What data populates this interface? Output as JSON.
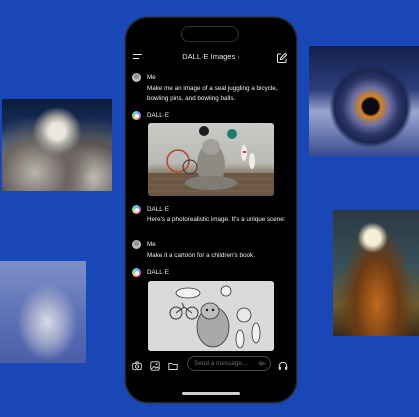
{
  "header": {
    "title": "DALL·E Images",
    "chevron": "›"
  },
  "messages": [
    {
      "sender": "Me",
      "text": "Make me an image of a seal juggling a bicycle, bowling pins, and bowling balls."
    },
    {
      "sender": "DALL·E"
    },
    {
      "sender": "DALL·E",
      "text": "Here's a photorealistic image. It's a unique scene:"
    },
    {
      "sender": "Me",
      "text": "Make it a cartoon for a children's book."
    },
    {
      "sender": "DALL·E"
    }
  ],
  "composer": {
    "placeholder": "Send a message..."
  },
  "colors": {
    "background": "#1947b8",
    "phone": "#000000"
  }
}
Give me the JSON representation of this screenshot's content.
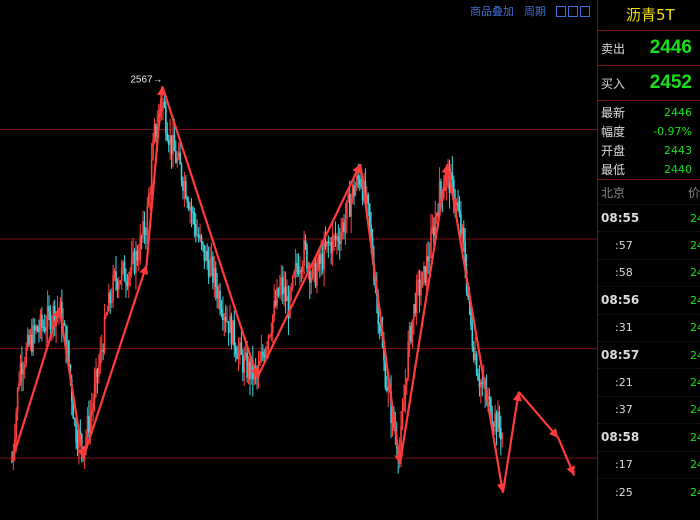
{
  "toolbar": {
    "overlay_label": "商品叠加",
    "period_label": "周期"
  },
  "chart_data": {
    "type": "line",
    "title": "",
    "annotation": "2567→",
    "line_color": "#ff3b3b",
    "zigzag_points": [
      [
        1,
        2437
      ],
      [
        7,
        2490
      ],
      [
        10,
        2438
      ],
      [
        18,
        2505
      ],
      [
        20,
        2567
      ],
      [
        32,
        2466
      ],
      [
        45,
        2540
      ],
      [
        50,
        2436
      ],
      [
        56,
        2540
      ],
      [
        63,
        2426
      ],
      [
        65,
        2461
      ],
      [
        70,
        2445
      ],
      [
        72,
        2432
      ]
    ],
    "price_series": [
      [
        1,
        2437
      ],
      [
        2,
        2470
      ],
      [
        3,
        2476
      ],
      [
        4,
        2482
      ],
      [
        5,
        2484
      ],
      [
        6,
        2488
      ],
      [
        7,
        2490
      ],
      [
        8,
        2476
      ],
      [
        9,
        2448
      ],
      [
        10,
        2442
      ],
      [
        11,
        2454
      ],
      [
        12,
        2470
      ],
      [
        13,
        2488
      ],
      [
        14,
        2500
      ],
      [
        15,
        2502
      ],
      [
        16,
        2503
      ],
      [
        17,
        2510
      ],
      [
        18,
        2520
      ],
      [
        19,
        2550
      ],
      [
        20,
        2562
      ],
      [
        21,
        2548
      ],
      [
        22,
        2540
      ],
      [
        23,
        2532
      ],
      [
        24,
        2520
      ],
      [
        25,
        2510
      ],
      [
        26,
        2505
      ],
      [
        27,
        2496
      ],
      [
        28,
        2488
      ],
      [
        29,
        2480
      ],
      [
        30,
        2472
      ],
      [
        31,
        2468
      ],
      [
        32,
        2466
      ],
      [
        33,
        2478
      ],
      [
        34,
        2488
      ],
      [
        35,
        2498
      ],
      [
        36,
        2490
      ],
      [
        37,
        2505
      ],
      [
        38,
        2510
      ],
      [
        39,
        2500
      ],
      [
        40,
        2506
      ],
      [
        41,
        2512
      ],
      [
        42,
        2514
      ],
      [
        43,
        2520
      ],
      [
        44,
        2530
      ],
      [
        45,
        2536
      ],
      [
        46,
        2522
      ],
      [
        47,
        2496
      ],
      [
        48,
        2470
      ],
      [
        49,
        2452
      ],
      [
        50,
        2440
      ],
      [
        51,
        2475
      ],
      [
        52,
        2494
      ],
      [
        53,
        2500
      ],
      [
        54,
        2514
      ],
      [
        55,
        2530
      ],
      [
        56,
        2536
      ],
      [
        57,
        2528
      ],
      [
        58,
        2512
      ],
      [
        59,
        2482
      ],
      [
        60,
        2466
      ],
      [
        61,
        2458
      ],
      [
        62,
        2452
      ],
      [
        63,
        2446
      ]
    ],
    "y_range": [
      2420,
      2590
    ],
    "x_range": [
      0,
      74
    ],
    "grid_levels": [
      2552,
      2514,
      2476,
      2438
    ],
    "grid_color": "#7a1010",
    "up_color": "#ff4040",
    "down_color": "#38d6e0"
  },
  "panel": {
    "title": "沥青5T",
    "sell_label": "卖出",
    "sell_price": "2446",
    "buy_label": "买入",
    "buy_price": "2452",
    "stats": [
      {
        "label": "最新",
        "value": "2446"
      },
      {
        "label": "幅度",
        "value": "-0.97%"
      },
      {
        "label": "开盘",
        "value": "2443"
      },
      {
        "label": "最低",
        "value": "2440"
      }
    ],
    "table_header": {
      "time": "北京",
      "price": "价"
    },
    "ticks": [
      {
        "time": "08:55",
        "price": "24"
      },
      {
        "time": ":57",
        "price": "24"
      },
      {
        "time": ":58",
        "price": "24"
      },
      {
        "time": "08:56",
        "price": "24"
      },
      {
        "time": ":31",
        "price": "24"
      },
      {
        "time": "08:57",
        "price": "24"
      },
      {
        "time": ":21",
        "price": "24"
      },
      {
        "time": ":37",
        "price": "24"
      },
      {
        "time": "08:58",
        "price": "24"
      },
      {
        "time": ":17",
        "price": "24"
      },
      {
        "time": ":25",
        "price": "24"
      }
    ]
  }
}
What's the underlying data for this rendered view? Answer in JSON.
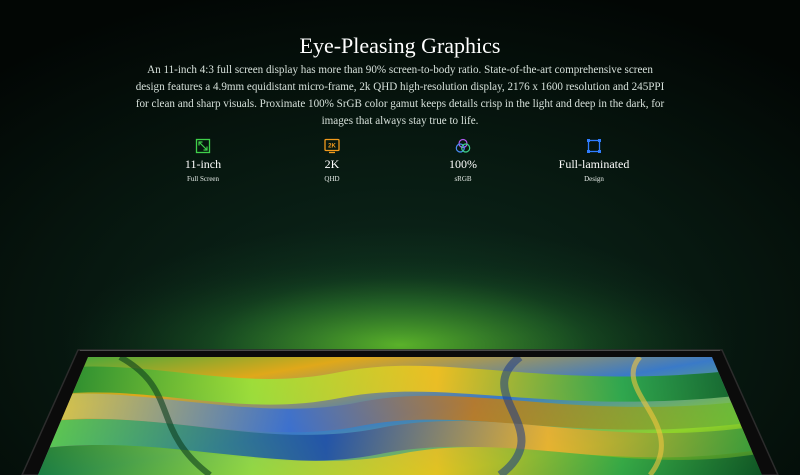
{
  "section": {
    "title": "Eye-Pleasing Graphics",
    "description": "An 11-inch 4:3 full screen display has more than 90% screen-to-body ratio. State-of-the-art comprehensive screen design features a 4.9mm equidistant micro-frame, 2k QHD high-resolution display, 2176 x 1600 resolution and 245PPI for clean and sharp visuals. Proximate 100% SrGB color gamut keeps details crisp in the light and deep in the dark, for images that always stay true to life."
  },
  "features": [
    {
      "icon": "full-screen-icon",
      "value": "11-inch",
      "label": "Full Screen",
      "color": "#3fcf4a"
    },
    {
      "icon": "2k-icon",
      "badge": "2K",
      "value": "2K",
      "label": "QHD",
      "color": "#f29a1c"
    },
    {
      "icon": "srgb-icon",
      "value": "100%",
      "label": "sRGB",
      "color": "#8a5cf0"
    },
    {
      "icon": "full-laminated-icon",
      "value": "Full-laminated",
      "label": "Design",
      "color": "#2f7dff"
    }
  ],
  "colors": {
    "background": "#071810",
    "glow": "#4a9a2a",
    "tablet_bezel": "#0b0b0b"
  }
}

##############################

# Aim
Copy each line above containing the string "background".

# Result
    "background": "#1947b8",
    "background": "#071810",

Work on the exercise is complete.